*Brief*.
Copy every line of the data that includes the string "Moyenne".

*Data rows*.
----
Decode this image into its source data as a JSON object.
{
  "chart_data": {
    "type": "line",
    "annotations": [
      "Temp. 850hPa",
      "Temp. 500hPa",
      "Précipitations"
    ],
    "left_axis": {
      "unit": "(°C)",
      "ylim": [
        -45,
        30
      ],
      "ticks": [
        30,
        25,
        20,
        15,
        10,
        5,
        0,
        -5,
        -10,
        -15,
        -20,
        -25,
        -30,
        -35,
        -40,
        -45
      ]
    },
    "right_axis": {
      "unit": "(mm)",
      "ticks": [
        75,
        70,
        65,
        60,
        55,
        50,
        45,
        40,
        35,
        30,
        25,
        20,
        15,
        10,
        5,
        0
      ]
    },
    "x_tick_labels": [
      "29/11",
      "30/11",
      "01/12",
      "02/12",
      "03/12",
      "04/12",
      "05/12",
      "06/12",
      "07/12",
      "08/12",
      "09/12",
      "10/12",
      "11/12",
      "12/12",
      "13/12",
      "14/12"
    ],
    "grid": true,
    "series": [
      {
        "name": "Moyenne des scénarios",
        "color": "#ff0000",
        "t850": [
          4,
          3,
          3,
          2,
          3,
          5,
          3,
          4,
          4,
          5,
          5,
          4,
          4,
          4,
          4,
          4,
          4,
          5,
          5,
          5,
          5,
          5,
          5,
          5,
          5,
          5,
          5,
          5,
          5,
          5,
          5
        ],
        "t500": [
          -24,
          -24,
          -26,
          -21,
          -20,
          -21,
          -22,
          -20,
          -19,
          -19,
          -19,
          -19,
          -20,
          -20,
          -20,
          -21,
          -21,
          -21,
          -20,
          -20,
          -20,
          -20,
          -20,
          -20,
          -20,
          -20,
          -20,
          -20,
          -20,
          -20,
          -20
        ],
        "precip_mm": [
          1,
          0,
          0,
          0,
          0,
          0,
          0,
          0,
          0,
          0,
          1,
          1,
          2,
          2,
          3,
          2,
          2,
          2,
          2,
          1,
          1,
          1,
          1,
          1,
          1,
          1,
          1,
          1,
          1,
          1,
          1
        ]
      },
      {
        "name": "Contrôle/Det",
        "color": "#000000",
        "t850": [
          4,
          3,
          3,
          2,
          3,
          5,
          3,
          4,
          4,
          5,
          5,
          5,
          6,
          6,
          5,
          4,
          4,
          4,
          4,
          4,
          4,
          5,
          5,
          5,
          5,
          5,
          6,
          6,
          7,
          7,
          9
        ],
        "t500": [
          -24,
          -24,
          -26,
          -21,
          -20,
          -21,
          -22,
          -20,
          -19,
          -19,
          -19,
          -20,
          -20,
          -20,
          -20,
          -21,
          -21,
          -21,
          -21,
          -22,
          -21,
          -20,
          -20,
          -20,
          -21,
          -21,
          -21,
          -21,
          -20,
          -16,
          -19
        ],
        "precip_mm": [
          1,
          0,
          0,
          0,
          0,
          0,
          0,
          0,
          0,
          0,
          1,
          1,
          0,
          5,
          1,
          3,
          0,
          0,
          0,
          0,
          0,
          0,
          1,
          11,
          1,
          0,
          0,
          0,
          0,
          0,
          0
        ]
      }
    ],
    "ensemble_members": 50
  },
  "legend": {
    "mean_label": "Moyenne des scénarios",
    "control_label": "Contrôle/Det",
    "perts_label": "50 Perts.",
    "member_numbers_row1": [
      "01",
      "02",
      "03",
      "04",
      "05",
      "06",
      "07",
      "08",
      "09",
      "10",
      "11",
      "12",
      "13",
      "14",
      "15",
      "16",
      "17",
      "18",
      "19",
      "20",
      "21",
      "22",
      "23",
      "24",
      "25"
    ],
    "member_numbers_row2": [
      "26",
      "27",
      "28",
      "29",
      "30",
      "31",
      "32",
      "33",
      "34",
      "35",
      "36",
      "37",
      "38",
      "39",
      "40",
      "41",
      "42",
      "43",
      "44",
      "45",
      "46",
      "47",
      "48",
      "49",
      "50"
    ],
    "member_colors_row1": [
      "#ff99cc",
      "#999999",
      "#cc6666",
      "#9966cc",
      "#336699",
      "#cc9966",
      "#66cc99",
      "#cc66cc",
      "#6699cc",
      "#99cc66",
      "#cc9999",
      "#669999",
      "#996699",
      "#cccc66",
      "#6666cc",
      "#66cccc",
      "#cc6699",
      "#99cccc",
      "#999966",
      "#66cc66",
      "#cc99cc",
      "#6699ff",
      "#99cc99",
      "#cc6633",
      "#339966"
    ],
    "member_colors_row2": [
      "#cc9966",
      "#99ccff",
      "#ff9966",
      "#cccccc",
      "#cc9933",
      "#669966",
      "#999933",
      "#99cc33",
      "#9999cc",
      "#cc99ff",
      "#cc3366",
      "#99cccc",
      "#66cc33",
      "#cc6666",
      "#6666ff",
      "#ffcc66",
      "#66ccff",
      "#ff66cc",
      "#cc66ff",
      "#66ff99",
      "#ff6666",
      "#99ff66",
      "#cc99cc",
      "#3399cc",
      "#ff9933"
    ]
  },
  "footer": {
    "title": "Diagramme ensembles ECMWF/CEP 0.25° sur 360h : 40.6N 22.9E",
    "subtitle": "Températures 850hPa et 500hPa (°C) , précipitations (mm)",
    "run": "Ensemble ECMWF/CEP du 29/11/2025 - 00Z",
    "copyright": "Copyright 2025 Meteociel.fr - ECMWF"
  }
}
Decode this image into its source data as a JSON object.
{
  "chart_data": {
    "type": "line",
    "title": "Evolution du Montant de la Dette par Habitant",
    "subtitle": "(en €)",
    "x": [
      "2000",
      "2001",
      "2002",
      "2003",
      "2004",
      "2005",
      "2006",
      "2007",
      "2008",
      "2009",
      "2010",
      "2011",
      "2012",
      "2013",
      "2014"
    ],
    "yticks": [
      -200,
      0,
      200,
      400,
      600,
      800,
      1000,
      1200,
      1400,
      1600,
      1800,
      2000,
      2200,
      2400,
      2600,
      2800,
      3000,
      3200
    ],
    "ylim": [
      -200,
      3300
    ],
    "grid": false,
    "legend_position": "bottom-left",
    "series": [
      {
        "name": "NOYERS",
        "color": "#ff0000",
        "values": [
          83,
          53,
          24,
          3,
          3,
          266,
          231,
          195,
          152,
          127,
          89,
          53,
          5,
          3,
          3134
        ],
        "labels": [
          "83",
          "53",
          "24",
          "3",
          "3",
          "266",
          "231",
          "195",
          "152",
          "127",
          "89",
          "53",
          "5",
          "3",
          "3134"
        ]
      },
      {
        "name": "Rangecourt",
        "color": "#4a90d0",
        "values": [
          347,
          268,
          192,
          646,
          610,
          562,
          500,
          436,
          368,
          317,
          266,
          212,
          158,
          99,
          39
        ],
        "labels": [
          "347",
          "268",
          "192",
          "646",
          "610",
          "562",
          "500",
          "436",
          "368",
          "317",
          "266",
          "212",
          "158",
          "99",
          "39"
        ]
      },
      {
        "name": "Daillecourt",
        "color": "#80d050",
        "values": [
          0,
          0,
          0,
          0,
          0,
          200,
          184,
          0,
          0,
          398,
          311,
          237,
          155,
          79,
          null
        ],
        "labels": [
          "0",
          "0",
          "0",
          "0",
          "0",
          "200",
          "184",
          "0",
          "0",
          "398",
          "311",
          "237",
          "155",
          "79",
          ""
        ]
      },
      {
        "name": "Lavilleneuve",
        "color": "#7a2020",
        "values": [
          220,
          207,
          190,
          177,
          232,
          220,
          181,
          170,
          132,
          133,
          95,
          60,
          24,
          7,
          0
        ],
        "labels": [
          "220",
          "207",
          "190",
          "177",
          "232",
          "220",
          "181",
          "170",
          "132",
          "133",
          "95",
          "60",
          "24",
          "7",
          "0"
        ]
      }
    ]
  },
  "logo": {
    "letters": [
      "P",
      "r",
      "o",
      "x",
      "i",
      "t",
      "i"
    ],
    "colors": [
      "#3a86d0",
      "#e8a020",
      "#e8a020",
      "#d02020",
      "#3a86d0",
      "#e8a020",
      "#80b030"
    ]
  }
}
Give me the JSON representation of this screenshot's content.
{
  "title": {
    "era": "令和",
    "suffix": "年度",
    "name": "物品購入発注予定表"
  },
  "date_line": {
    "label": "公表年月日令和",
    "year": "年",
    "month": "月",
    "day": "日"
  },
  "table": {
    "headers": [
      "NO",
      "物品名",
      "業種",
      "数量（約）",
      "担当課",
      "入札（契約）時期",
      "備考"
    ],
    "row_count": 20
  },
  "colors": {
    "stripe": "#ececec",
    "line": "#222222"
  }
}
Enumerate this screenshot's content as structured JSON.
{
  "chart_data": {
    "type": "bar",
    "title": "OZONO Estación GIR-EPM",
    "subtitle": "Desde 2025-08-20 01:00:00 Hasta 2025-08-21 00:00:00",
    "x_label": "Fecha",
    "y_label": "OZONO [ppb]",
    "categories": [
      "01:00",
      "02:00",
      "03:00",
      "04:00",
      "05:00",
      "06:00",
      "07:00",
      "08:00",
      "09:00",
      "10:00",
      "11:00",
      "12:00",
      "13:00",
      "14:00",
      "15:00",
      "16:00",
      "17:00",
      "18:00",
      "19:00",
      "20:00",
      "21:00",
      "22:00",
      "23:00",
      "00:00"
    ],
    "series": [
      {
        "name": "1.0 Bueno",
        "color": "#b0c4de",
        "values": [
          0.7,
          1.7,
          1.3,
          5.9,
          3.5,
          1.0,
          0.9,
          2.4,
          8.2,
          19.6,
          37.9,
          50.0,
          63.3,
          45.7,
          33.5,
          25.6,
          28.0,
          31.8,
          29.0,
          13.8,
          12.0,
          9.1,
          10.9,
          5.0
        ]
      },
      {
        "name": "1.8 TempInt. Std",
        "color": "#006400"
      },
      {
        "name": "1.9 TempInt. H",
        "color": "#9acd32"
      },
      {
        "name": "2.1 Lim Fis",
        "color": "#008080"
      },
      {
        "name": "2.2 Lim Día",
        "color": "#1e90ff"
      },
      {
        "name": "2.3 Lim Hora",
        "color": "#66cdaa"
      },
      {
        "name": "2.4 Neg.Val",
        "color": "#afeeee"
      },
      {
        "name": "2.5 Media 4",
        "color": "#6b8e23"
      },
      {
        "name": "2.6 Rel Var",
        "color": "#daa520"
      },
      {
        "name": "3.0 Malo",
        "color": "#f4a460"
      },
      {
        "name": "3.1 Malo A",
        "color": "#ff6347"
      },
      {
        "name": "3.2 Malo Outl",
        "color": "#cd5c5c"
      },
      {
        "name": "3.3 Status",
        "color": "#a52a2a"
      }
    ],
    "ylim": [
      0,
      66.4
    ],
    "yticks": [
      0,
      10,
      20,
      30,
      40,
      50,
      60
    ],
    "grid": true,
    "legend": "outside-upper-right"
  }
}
----
*Answer to this problem*.
        "name": "Moyenne des scénarios",
    "mean_label": "Moyenne des scénarios",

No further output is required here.